Aim of the task
Count each line below that has "Która" anywhere in it. Answer with the total alone.

Records for the exercise
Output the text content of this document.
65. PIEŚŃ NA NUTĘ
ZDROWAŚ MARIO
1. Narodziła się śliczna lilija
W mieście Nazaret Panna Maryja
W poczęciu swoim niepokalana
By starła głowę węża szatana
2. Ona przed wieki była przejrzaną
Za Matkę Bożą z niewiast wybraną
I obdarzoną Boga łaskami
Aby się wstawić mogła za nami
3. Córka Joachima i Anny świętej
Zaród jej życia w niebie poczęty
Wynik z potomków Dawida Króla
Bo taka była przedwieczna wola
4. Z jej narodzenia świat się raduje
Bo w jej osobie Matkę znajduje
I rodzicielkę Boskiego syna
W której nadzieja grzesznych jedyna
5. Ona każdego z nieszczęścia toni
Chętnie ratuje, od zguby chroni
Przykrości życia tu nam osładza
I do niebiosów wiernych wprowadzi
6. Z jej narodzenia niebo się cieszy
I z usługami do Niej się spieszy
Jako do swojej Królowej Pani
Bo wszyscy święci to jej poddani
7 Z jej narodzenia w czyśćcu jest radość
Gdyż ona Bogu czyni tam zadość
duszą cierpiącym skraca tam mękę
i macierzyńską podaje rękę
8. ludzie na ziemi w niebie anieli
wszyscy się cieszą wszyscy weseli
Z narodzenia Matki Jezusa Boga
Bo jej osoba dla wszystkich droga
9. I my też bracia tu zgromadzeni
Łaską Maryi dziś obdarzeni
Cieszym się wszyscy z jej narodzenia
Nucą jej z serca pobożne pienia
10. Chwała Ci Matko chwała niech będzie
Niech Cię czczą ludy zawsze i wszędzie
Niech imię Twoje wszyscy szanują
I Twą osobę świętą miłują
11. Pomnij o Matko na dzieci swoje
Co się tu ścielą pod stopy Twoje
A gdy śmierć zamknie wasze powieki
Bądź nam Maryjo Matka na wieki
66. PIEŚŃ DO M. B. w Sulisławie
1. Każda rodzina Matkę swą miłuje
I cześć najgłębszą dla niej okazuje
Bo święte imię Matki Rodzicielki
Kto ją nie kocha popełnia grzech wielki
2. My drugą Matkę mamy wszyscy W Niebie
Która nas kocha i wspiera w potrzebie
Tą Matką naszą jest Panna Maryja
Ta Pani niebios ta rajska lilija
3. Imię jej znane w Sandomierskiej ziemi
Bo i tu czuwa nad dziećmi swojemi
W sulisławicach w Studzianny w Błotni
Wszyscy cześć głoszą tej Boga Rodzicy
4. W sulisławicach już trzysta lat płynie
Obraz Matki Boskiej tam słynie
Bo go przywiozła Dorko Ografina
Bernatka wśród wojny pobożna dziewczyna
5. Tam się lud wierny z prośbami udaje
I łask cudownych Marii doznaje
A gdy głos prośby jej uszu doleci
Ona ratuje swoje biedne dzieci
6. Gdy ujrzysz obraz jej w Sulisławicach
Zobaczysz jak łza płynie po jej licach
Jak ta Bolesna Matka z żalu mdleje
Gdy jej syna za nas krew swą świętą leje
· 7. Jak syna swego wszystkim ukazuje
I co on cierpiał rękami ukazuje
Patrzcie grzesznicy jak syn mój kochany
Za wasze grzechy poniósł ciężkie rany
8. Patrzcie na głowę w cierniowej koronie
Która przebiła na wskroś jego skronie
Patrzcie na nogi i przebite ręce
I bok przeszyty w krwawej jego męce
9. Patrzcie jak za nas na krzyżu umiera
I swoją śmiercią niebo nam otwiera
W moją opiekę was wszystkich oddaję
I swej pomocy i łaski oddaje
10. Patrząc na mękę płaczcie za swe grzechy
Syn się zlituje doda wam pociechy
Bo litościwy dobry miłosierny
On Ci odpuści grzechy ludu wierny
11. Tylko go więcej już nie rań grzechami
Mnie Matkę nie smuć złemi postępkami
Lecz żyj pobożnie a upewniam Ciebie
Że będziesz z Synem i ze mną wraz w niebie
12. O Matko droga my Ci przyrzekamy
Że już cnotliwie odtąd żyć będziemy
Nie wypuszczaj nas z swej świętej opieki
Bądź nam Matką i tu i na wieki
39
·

Written answer
2